(Collected data entries)
■ ■ ■

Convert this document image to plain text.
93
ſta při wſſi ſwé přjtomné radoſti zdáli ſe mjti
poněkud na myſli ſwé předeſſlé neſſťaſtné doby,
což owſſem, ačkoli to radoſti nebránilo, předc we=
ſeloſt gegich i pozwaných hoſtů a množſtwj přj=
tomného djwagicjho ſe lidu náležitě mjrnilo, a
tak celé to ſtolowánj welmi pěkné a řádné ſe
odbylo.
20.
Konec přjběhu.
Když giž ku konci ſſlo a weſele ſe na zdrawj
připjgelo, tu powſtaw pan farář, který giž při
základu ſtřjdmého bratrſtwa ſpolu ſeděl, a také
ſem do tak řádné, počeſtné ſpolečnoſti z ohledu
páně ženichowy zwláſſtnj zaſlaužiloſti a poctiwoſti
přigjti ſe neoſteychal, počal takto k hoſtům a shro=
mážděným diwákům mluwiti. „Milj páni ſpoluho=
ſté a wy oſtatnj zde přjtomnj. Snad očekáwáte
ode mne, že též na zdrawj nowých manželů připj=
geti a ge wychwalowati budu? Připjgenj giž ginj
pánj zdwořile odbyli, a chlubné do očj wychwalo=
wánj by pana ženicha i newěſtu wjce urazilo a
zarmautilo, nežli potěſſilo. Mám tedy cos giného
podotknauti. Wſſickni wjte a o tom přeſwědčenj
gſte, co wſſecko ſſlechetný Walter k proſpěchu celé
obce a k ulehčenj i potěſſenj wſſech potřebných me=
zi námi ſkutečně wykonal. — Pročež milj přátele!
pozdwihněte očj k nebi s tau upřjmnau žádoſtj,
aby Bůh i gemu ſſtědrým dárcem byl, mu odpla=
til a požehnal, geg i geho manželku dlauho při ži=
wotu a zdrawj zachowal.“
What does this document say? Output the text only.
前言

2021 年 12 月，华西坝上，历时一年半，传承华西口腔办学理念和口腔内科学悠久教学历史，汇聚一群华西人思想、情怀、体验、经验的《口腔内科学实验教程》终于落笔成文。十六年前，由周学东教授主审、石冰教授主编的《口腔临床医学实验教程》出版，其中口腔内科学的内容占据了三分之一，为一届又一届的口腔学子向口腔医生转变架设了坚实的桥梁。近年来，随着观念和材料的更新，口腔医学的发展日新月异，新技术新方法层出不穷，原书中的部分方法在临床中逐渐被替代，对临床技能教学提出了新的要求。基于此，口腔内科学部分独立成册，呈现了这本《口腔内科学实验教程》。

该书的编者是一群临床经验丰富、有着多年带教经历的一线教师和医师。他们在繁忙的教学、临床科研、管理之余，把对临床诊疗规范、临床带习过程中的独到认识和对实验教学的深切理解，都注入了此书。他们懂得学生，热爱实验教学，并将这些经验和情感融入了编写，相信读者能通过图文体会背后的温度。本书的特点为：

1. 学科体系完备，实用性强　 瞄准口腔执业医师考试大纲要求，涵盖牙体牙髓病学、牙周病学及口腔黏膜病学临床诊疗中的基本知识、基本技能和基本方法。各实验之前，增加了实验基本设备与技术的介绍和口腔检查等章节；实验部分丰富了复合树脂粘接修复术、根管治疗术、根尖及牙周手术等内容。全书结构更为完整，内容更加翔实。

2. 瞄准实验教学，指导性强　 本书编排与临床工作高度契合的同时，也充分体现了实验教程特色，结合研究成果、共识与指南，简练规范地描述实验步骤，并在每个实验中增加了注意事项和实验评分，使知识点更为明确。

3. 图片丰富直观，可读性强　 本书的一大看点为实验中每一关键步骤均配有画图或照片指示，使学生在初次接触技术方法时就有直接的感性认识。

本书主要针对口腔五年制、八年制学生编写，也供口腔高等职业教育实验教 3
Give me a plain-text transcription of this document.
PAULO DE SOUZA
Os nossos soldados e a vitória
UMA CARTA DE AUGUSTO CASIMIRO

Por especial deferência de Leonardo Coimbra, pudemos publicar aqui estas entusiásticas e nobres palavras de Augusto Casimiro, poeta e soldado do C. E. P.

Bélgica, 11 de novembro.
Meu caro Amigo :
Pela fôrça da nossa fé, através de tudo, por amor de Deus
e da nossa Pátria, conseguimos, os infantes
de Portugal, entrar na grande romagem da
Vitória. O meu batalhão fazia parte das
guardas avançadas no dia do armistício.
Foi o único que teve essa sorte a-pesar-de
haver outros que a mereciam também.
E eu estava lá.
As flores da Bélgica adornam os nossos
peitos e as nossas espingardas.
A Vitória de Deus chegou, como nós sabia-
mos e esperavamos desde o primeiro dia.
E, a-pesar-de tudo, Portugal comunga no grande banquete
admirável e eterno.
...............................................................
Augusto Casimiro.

■ ■ ■

Instruction ▸
Extract all lines from the data in which "Deus" is found.

Final result ▸
Pela fôrça da nossa fé, através de tudo, por amor de Deus
A Vitória de Deus chegou, como nós sabia-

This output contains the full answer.